■ EXERCISE AIM: Take every line from the material that has the word "JSON" in it.

■ Some records:
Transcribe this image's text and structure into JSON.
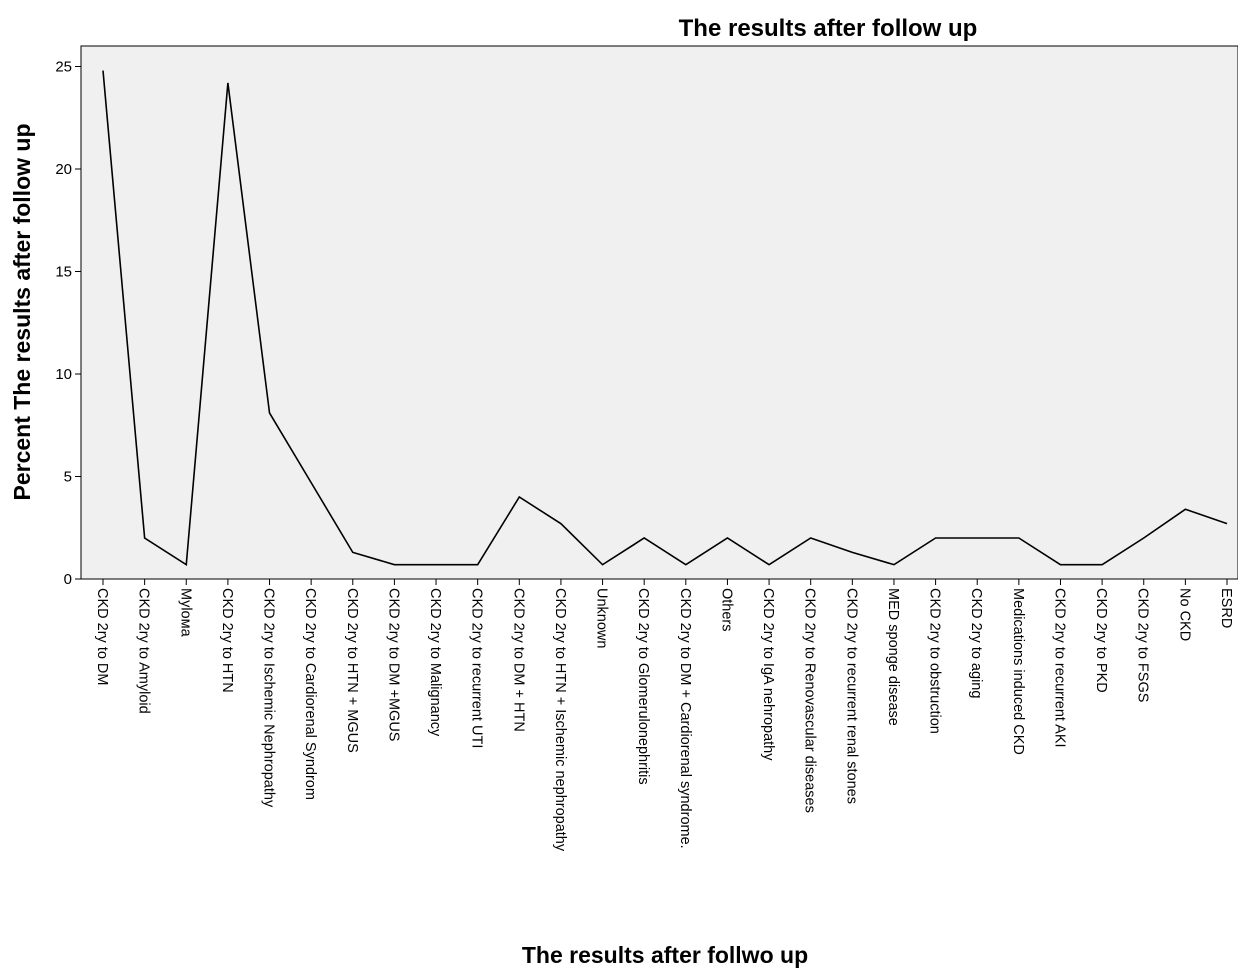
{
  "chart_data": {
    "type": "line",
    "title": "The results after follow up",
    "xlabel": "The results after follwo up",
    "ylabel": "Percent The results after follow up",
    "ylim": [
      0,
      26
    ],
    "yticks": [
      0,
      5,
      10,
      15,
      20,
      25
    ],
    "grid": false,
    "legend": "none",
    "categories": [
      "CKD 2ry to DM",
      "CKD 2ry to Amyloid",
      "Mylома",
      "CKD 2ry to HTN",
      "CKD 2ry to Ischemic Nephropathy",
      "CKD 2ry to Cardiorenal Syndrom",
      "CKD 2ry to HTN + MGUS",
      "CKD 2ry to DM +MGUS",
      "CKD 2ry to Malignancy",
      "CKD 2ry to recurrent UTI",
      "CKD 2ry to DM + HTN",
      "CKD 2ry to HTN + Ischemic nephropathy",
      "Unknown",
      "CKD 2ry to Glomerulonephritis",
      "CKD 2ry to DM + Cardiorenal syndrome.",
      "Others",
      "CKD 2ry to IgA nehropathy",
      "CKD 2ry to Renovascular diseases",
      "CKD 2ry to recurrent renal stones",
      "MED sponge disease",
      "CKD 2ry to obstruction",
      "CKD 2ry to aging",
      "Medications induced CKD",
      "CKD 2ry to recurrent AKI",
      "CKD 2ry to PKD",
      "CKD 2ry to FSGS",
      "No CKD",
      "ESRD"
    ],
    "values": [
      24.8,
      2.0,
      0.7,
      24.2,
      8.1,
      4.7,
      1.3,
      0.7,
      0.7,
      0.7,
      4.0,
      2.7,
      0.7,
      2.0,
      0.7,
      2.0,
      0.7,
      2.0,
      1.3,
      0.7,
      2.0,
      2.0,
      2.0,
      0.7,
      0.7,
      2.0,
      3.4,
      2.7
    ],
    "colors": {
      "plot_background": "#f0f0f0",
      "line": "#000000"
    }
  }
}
...
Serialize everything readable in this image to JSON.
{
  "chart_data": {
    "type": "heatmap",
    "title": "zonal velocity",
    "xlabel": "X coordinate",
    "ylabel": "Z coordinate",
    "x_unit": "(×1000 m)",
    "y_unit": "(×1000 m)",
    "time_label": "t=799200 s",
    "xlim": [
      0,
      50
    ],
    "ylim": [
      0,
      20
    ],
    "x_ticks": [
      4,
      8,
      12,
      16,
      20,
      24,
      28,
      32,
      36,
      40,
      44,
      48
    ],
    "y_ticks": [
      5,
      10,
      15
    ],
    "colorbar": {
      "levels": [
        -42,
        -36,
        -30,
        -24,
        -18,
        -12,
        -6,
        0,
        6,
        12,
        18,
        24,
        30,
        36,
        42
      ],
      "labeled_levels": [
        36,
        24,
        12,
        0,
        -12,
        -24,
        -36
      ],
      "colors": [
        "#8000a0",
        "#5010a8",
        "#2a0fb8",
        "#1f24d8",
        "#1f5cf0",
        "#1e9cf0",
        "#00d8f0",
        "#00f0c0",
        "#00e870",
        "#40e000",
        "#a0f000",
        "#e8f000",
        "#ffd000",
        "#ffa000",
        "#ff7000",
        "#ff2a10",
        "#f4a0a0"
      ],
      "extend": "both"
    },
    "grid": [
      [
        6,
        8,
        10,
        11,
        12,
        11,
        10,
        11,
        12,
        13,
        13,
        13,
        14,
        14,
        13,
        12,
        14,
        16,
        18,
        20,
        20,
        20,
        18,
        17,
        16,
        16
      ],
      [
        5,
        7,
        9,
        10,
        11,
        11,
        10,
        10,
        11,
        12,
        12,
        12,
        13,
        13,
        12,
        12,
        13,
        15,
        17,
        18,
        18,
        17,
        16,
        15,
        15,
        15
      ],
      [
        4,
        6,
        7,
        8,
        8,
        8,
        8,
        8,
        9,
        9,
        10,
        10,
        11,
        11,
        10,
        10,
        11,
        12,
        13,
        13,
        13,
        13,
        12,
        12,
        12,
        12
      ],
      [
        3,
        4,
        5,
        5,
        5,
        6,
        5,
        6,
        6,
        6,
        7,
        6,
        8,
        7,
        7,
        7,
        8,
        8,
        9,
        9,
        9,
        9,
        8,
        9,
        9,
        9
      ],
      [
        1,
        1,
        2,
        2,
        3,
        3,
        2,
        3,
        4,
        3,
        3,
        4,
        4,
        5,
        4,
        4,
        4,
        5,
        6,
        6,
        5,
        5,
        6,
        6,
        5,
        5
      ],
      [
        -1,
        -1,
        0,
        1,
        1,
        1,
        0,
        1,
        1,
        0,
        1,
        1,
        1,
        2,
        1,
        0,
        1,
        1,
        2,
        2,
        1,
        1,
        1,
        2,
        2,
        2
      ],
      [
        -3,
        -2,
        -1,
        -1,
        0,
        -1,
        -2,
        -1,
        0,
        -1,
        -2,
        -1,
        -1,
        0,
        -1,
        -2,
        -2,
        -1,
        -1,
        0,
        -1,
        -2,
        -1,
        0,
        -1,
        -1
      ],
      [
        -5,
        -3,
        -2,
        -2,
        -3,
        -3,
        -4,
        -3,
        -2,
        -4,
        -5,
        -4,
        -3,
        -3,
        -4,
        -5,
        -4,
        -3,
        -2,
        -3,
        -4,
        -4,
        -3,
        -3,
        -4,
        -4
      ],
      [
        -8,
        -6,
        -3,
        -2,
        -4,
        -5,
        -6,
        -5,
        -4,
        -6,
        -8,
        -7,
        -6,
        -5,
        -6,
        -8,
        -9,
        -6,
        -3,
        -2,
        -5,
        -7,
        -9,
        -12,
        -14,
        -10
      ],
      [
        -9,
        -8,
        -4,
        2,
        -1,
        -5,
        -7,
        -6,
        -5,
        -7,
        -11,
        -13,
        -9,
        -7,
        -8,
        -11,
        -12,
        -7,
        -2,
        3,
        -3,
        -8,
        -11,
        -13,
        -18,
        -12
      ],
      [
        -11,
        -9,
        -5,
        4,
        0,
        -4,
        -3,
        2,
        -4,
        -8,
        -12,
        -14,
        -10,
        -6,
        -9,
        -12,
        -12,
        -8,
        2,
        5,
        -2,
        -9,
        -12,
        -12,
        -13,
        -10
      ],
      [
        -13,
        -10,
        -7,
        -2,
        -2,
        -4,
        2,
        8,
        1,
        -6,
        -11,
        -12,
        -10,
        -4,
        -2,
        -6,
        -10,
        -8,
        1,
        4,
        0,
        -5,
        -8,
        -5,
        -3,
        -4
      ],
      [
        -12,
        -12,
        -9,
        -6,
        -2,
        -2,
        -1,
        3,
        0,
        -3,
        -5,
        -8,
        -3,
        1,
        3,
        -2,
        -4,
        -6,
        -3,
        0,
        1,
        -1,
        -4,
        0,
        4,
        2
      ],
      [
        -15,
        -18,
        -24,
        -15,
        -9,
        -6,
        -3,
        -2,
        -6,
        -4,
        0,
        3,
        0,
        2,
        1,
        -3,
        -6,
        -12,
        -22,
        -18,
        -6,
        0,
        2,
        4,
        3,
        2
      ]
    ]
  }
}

■ OUTPUT FOR THIS EXERCISE:
Transcribe this image's text and structure into JSON.
Serialize everything readable in this image to JSON.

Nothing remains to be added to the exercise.